### Problem:
Reproduce the listing below exactly. Pictures do not belong in the copy.

#### Provided information

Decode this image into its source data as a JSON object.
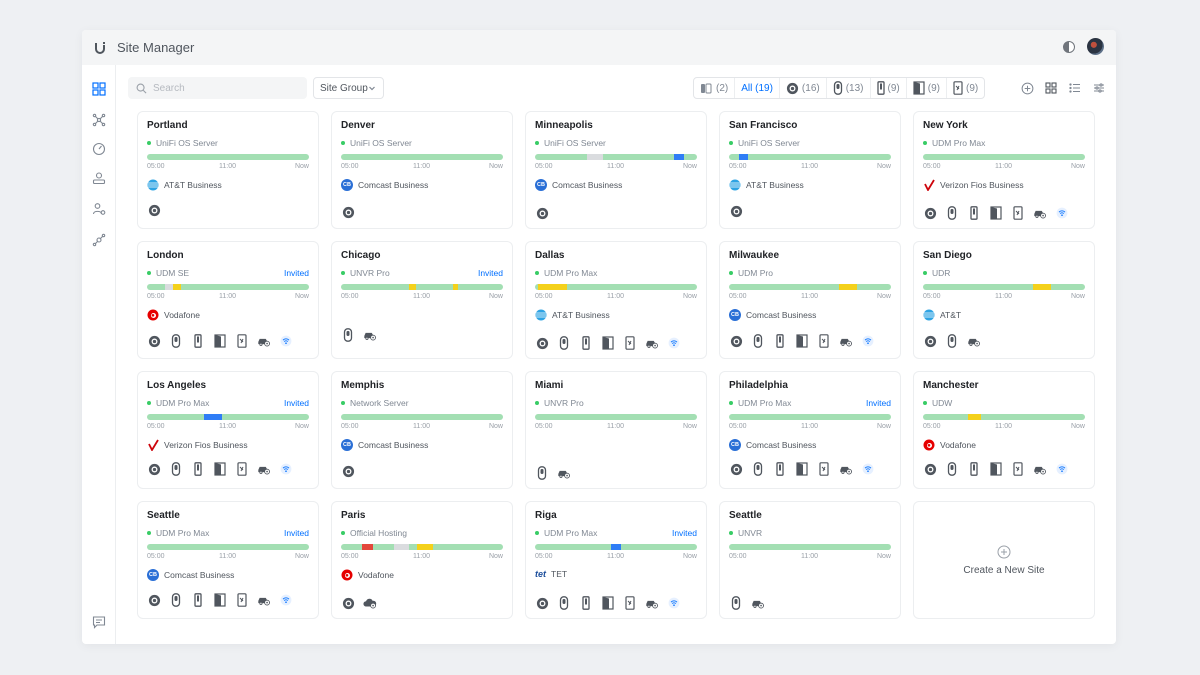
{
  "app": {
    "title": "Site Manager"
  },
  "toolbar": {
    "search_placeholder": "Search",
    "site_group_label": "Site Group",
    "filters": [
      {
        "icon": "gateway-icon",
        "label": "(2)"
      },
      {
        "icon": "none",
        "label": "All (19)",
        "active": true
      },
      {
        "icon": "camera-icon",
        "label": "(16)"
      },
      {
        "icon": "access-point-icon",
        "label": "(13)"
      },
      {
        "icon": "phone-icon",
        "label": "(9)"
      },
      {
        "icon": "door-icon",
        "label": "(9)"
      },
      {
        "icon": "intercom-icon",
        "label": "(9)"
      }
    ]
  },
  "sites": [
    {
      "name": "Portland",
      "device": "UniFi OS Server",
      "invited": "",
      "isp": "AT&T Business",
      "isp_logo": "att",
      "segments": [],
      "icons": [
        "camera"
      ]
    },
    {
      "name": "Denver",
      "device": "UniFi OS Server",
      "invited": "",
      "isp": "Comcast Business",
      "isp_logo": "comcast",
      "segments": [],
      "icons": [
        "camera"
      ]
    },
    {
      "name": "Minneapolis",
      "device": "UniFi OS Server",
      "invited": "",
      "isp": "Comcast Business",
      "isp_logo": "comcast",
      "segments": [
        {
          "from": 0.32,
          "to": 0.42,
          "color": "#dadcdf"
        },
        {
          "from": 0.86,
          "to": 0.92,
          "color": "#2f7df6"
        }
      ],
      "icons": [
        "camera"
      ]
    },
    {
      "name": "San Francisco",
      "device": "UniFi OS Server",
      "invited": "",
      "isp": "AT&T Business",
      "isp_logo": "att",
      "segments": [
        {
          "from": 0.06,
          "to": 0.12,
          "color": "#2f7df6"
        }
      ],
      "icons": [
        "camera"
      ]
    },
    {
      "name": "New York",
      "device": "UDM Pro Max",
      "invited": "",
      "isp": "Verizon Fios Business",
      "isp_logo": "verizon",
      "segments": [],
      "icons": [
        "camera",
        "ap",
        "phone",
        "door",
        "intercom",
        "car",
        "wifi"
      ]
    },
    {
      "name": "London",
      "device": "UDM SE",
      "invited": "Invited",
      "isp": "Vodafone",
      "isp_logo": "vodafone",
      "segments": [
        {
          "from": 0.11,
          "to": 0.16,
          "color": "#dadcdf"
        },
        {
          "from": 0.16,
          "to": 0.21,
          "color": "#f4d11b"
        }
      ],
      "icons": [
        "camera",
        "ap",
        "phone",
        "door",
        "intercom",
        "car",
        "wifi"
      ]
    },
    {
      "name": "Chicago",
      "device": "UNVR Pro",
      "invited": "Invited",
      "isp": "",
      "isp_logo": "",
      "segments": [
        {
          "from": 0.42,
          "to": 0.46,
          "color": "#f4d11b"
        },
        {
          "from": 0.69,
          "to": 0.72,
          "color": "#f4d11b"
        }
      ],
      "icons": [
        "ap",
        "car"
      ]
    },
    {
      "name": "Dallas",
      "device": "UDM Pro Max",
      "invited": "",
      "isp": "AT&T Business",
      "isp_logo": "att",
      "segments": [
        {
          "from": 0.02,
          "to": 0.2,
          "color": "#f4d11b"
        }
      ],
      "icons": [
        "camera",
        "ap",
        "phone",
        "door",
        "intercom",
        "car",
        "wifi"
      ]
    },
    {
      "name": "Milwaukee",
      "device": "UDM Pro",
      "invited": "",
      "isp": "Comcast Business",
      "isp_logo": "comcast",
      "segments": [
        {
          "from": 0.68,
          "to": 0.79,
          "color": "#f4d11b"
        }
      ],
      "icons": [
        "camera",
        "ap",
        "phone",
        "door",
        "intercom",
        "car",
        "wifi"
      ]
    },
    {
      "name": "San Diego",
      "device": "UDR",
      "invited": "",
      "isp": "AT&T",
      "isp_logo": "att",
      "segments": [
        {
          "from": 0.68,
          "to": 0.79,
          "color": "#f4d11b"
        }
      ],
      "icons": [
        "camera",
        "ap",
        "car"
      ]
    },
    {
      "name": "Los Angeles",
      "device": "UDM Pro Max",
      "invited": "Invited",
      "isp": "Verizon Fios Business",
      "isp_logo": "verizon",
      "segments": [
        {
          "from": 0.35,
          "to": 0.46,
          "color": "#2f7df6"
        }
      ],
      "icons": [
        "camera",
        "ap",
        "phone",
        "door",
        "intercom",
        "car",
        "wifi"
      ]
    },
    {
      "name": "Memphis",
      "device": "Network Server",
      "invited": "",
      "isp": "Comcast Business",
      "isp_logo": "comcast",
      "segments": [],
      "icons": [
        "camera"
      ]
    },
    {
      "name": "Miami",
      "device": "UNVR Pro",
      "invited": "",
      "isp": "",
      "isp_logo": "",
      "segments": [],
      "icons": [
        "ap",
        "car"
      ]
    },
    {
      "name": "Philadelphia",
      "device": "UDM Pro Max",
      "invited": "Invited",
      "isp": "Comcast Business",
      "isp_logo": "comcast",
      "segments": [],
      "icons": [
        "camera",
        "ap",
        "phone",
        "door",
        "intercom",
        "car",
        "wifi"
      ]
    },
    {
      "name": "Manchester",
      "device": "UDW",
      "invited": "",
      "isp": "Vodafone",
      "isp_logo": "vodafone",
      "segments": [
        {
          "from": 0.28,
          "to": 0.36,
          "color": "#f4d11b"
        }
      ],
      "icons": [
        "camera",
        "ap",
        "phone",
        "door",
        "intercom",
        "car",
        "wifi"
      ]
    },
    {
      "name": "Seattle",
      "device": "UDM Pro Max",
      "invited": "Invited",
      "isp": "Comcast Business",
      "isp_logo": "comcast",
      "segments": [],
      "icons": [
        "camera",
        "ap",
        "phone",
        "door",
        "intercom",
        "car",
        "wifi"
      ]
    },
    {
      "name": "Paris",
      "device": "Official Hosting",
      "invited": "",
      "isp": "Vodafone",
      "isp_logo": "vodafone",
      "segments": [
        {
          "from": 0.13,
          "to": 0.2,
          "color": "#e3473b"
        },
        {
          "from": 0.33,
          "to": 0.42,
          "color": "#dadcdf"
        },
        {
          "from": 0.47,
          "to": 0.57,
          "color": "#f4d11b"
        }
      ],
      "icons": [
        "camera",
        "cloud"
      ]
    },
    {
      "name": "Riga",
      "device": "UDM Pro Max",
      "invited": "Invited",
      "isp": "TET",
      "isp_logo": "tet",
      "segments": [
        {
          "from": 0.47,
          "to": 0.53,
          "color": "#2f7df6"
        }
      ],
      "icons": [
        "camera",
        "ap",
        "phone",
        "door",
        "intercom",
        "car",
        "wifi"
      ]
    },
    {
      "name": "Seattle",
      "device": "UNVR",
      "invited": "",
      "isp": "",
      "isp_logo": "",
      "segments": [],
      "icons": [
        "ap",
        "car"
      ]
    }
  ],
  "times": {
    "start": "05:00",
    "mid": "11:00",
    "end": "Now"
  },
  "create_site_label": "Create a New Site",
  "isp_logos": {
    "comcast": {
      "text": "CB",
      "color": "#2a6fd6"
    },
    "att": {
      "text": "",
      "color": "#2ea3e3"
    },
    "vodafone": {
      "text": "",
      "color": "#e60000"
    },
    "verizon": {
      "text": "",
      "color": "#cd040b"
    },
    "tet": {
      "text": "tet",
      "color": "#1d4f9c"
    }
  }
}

########

### Correct response:
Decode this image into its source data as a JSON object.
{
  "app": {
    "title": "Site Manager"
  },
  "toolbar": {
    "search_placeholder": "Search",
    "site_group_label": "Site Group",
    "filters": [
      {
        "icon": "gateway-icon",
        "label": "(2)"
      },
      {
        "icon": "none",
        "label": "All (19)",
        "active": true
      },
      {
        "icon": "camera-icon",
        "label": "(16)"
      },
      {
        "icon": "access-point-icon",
        "label": "(13)"
      },
      {
        "icon": "phone-icon",
        "label": "(9)"
      },
      {
        "icon": "door-icon",
        "label": "(9)"
      },
      {
        "icon": "intercom-icon",
        "label": "(9)"
      }
    ]
  },
  "sites": [
    {
      "name": "Portland",
      "device": "UniFi OS Server",
      "invited": "",
      "isp": "AT&T Business",
      "isp_logo": "att",
      "segments": [],
      "icons": [
        "camera"
      ]
    },
    {
      "name": "Denver",
      "device": "UniFi OS Server",
      "invited": "",
      "isp": "Comcast Business",
      "isp_logo": "comcast",
      "segments": [],
      "icons": [
        "camera"
      ]
    },
    {
      "name": "Minneapolis",
      "device": "UniFi OS Server",
      "invited": "",
      "isp": "Comcast Business",
      "isp_logo": "comcast",
      "segments": [
        {
          "from": 0.32,
          "to": 0.42,
          "color": "#dadcdf"
        },
        {
          "from": 0.86,
          "to": 0.92,
          "color": "#2f7df6"
        }
      ],
      "icons": [
        "camera"
      ]
    },
    {
      "name": "San Francisco",
      "device": "UniFi OS Server",
      "invited": "",
      "isp": "AT&T Business",
      "isp_logo": "att",
      "segments": [
        {
          "from": 0.06,
          "to": 0.12,
          "color": "#2f7df6"
        }
      ],
      "icons": [
        "camera"
      ]
    },
    {
      "name": "New York",
      "device": "UDM Pro Max",
      "invited": "",
      "isp": "Verizon Fios Business",
      "isp_logo": "verizon",
      "segments": [],
      "icons": [
        "camera",
        "ap",
        "phone",
        "door",
        "intercom",
        "car",
        "wifi"
      ]
    },
    {
      "name": "London",
      "device": "UDM SE",
      "invited": "Invited",
      "isp": "Vodafone",
      "isp_logo": "vodafone",
      "segments": [
        {
          "from": 0.11,
          "to": 0.16,
          "color": "#dadcdf"
        },
        {
          "from": 0.16,
          "to": 0.21,
          "color": "#f4d11b"
        }
      ],
      "icons": [
        "camera",
        "ap",
        "phone",
        "door",
        "intercom",
        "car",
        "wifi"
      ]
    },
    {
      "name": "Chicago",
      "device": "UNVR Pro",
      "invited": "Invited",
      "isp": "",
      "isp_logo": "",
      "segments": [
        {
          "from": 0.42,
          "to": 0.46,
          "color": "#f4d11b"
        },
        {
          "from": 0.69,
          "to": 0.72,
          "color": "#f4d11b"
        }
      ],
      "icons": [
        "ap",
        "car"
      ]
    },
    {
      "name": "Dallas",
      "device": "UDM Pro Max",
      "invited": "",
      "isp": "AT&T Business",
      "isp_logo": "att",
      "segments": [
        {
          "from": 0.02,
          "to": 0.2,
          "color": "#f4d11b"
        }
      ],
      "icons": [
        "camera",
        "ap",
        "phone",
        "door",
        "intercom",
        "car",
        "wifi"
      ]
    },
    {
      "name": "Milwaukee",
      "device": "UDM Pro",
      "invited": "",
      "isp": "Comcast Business",
      "isp_logo": "comcast",
      "segments": [
        {
          "from": 0.68,
          "to": 0.79,
          "color": "#f4d11b"
        }
      ],
      "icons": [
        "camera",
        "ap",
        "phone",
        "door",
        "intercom",
        "car",
        "wifi"
      ]
    },
    {
      "name": "San Diego",
      "device": "UDR",
      "invited": "",
      "isp": "AT&T",
      "isp_logo": "att",
      "segments": [
        {
          "from": 0.68,
          "to": 0.79,
          "color": "#f4d11b"
        }
      ],
      "icons": [
        "camera",
        "ap",
        "car"
      ]
    },
    {
      "name": "Los Angeles",
      "device": "UDM Pro Max",
      "invited": "Invited",
      "isp": "Verizon Fios Business",
      "isp_logo": "verizon",
      "segments": [
        {
          "from": 0.35,
          "to": 0.46,
          "color": "#2f7df6"
        }
      ],
      "icons": [
        "camera",
        "ap",
        "phone",
        "door",
        "intercom",
        "car",
        "wifi"
      ]
    },
    {
      "name": "Memphis",
      "device": "Network Server",
      "invited": "",
      "isp": "Comcast Business",
      "isp_logo": "comcast",
      "segments": [],
      "icons": [
        "camera"
      ]
    },
    {
      "name": "Miami",
      "device": "UNVR Pro",
      "invited": "",
      "isp": "",
      "isp_logo": "",
      "segments": [],
      "icons": [
        "ap",
        "car"
      ]
    },
    {
      "name": "Philadelphia",
      "device": "UDM Pro Max",
      "invited": "Invited",
      "isp": "Comcast Business",
      "isp_logo": "comcast",
      "segments": [],
      "icons": [
        "camera",
        "ap",
        "phone",
        "door",
        "intercom",
        "car",
        "wifi"
      ]
    },
    {
      "name": "Manchester",
      "device": "UDW",
      "invited": "",
      "isp": "Vodafone",
      "isp_logo": "vodafone",
      "segments": [
        {
          "from": 0.28,
          "to": 0.36,
          "color": "#f4d11b"
        }
      ],
      "icons": [
        "camera",
        "ap",
        "phone",
        "door",
        "intercom",
        "car",
        "wifi"
      ]
    },
    {
      "name": "Seattle",
      "device": "UDM Pro Max",
      "invited": "Invited",
      "isp": "Comcast Business",
      "isp_logo": "comcast",
      "segments": [],
      "icons": [
        "camera",
        "ap",
        "phone",
        "door",
        "intercom",
        "car",
        "wifi"
      ]
    },
    {
      "name": "Paris",
      "device": "Official Hosting",
      "invited": "",
      "isp": "Vodafone",
      "isp_logo": "vodafone",
      "segments": [
        {
          "from": 0.13,
          "to": 0.2,
          "color": "#e3473b"
        },
        {
          "from": 0.33,
          "to": 0.42,
          "color": "#dadcdf"
        },
        {
          "from": 0.47,
          "to": 0.57,
          "color": "#f4d11b"
        }
      ],
      "icons": [
        "camera",
        "cloud"
      ]
    },
    {
      "name": "Riga",
      "device": "UDM Pro Max",
      "invited": "Invited",
      "isp": "TET",
      "isp_logo": "tet",
      "segments": [
        {
          "from": 0.47,
          "to": 0.53,
          "color": "#2f7df6"
        }
      ],
      "icons": [
        "camera",
        "ap",
        "phone",
        "door",
        "intercom",
        "car",
        "wifi"
      ]
    },
    {
      "name": "Seattle",
      "device": "UNVR",
      "invited": "",
      "isp": "",
      "isp_logo": "",
      "segments": [],
      "icons": [
        "ap",
        "car"
      ]
    }
  ],
  "times": {
    "start": "05:00",
    "mid": "11:00",
    "end": "Now"
  },
  "create_site_label": "Create a New Site",
  "isp_logos": {
    "comcast": {
      "text": "CB",
      "color": "#2a6fd6"
    },
    "att": {
      "text": "",
      "color": "#2ea3e3"
    },
    "vodafone": {
      "text": "",
      "color": "#e60000"
    },
    "verizon": {
      "text": "",
      "color": "#cd040b"
    },
    "tet": {
      "text": "tet",
      "color": "#1d4f9c"
    }
  }
}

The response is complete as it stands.